> **WHAT YOU WILL DO**: Take every line that has the string "screenshot" and copy it out.

> **TASK INPUT**:
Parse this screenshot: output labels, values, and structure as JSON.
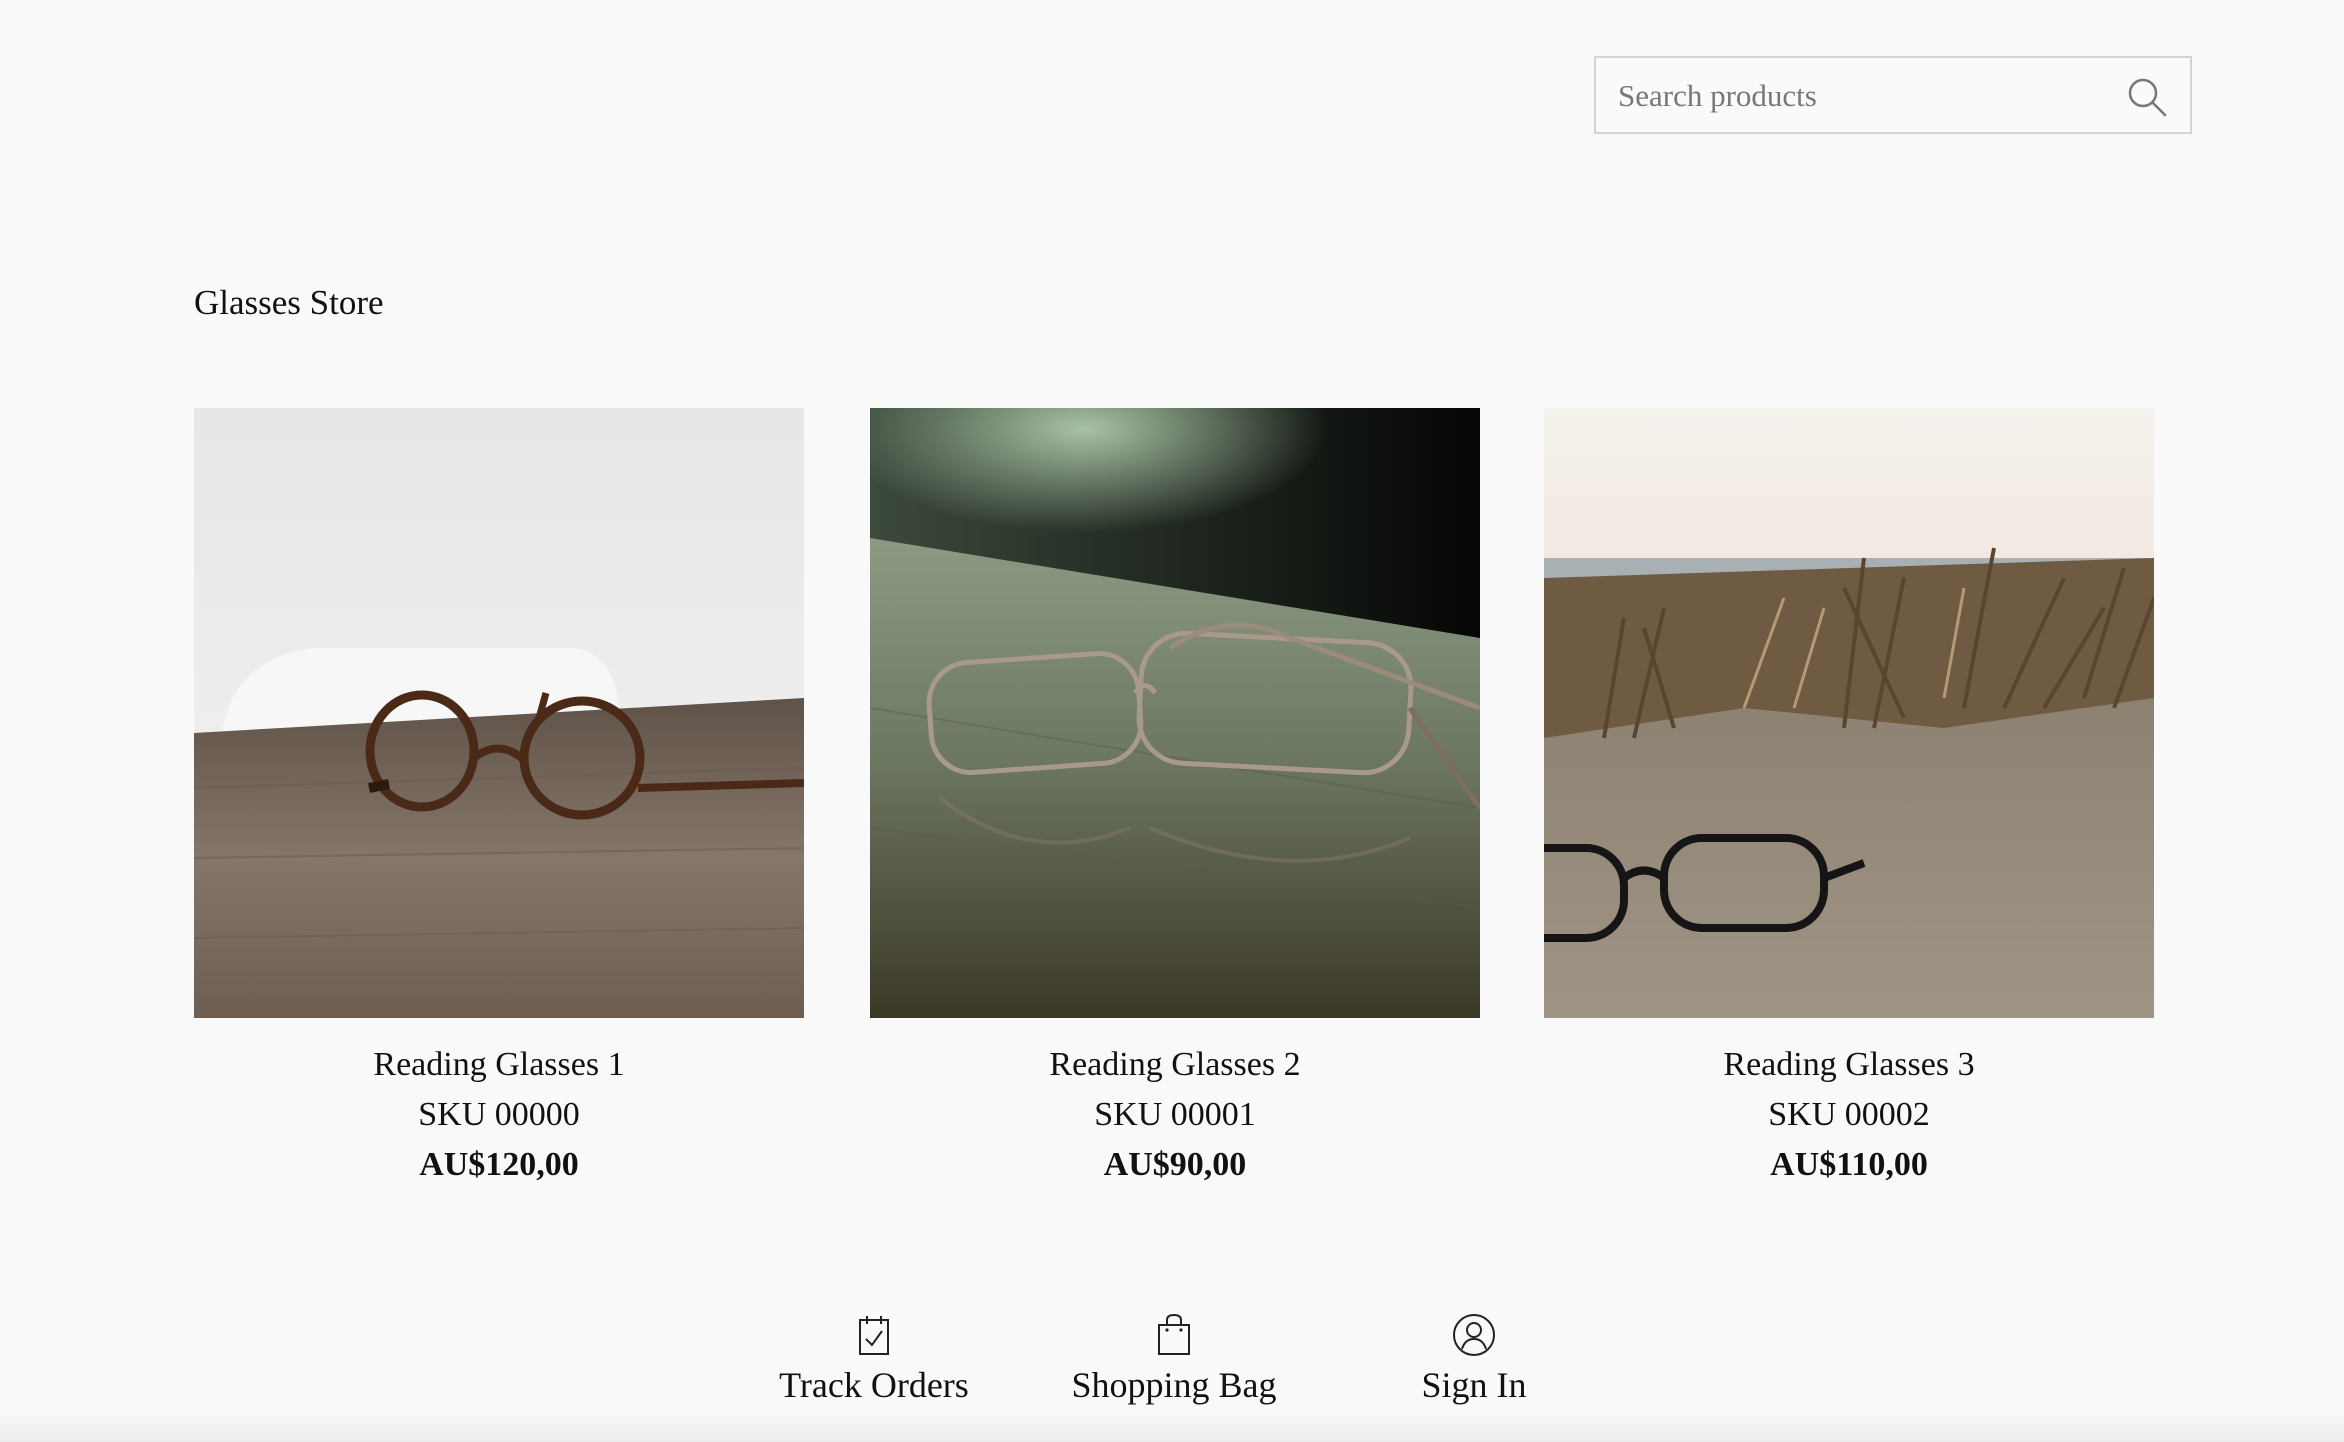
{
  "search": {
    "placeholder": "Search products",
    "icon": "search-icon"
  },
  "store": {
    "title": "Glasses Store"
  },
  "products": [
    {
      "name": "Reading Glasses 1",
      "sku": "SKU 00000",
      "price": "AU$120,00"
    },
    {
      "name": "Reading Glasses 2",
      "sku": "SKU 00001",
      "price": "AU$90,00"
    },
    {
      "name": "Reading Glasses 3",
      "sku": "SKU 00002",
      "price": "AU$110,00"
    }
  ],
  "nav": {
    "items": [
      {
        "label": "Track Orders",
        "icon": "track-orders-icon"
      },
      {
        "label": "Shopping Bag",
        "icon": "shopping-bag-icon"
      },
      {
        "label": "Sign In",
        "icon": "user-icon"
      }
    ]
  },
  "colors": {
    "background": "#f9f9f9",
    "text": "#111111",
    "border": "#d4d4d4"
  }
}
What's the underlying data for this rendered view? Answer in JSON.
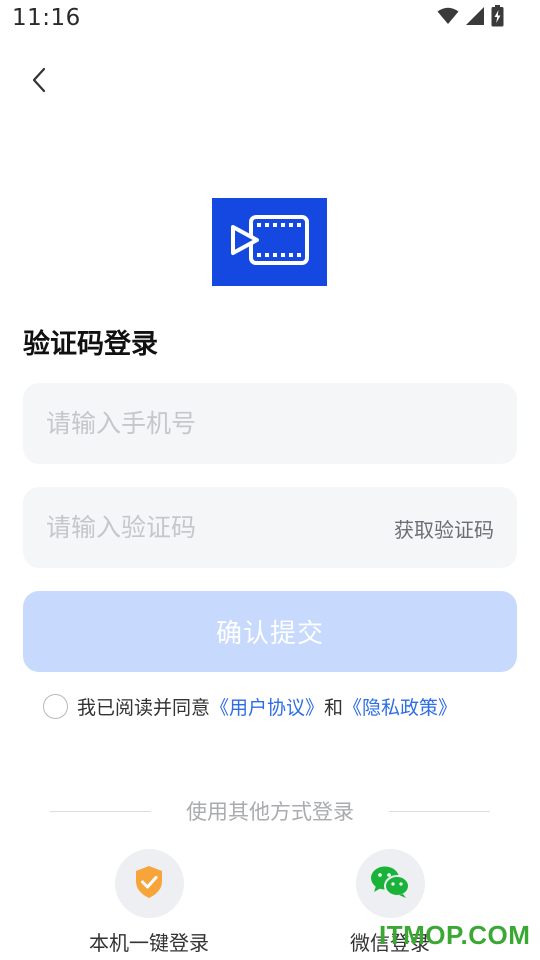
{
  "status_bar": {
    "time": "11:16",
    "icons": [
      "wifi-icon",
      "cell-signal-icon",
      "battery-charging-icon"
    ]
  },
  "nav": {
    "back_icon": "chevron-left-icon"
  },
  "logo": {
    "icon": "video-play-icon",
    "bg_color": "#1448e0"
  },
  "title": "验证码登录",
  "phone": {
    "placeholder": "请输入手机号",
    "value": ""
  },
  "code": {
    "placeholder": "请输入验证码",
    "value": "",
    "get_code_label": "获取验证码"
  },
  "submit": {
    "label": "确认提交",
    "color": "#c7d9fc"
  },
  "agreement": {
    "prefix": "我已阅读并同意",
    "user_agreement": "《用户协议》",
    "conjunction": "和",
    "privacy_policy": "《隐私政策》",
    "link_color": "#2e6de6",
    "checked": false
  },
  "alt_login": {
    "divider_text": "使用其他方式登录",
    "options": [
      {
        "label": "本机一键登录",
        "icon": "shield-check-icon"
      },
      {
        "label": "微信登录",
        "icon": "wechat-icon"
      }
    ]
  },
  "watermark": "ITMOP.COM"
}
...
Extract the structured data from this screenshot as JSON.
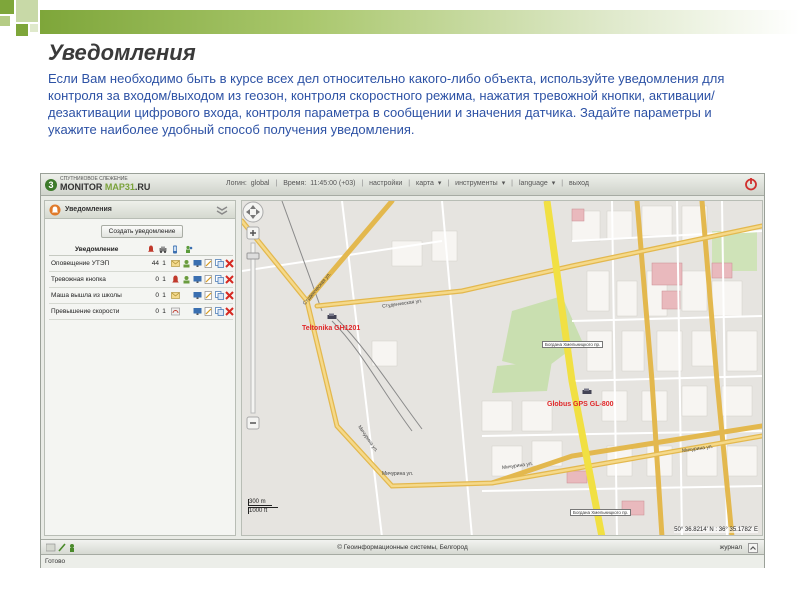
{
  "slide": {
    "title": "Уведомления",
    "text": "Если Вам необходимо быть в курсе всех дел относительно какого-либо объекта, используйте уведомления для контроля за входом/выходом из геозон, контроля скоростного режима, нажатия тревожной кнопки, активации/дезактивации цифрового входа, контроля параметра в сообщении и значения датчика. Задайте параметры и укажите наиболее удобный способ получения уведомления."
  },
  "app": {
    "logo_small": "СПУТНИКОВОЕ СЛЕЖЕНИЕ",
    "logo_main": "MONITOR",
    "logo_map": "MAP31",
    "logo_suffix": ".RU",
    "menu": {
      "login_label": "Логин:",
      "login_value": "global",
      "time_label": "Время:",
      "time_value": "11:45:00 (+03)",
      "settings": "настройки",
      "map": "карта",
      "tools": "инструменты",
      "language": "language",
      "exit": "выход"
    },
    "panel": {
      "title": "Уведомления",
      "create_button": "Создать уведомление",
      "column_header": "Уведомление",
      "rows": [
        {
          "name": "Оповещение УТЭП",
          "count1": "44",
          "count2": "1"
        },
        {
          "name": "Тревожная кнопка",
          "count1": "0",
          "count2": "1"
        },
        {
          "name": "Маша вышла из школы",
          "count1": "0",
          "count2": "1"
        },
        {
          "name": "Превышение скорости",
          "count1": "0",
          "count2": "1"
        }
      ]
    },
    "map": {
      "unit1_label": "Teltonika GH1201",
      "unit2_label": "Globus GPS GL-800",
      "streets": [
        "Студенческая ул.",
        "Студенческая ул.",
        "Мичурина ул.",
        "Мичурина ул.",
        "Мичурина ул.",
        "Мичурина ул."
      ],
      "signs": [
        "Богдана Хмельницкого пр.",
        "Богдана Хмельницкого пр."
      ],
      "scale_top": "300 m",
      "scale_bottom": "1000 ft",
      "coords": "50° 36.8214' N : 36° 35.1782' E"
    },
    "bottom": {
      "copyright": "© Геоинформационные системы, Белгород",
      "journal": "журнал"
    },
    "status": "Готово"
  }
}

> **WRITTEN REPLY**:
Parse this screenshot: output labels, values, and structure as JSON.
Extract the structured data from this screenshot as JSON.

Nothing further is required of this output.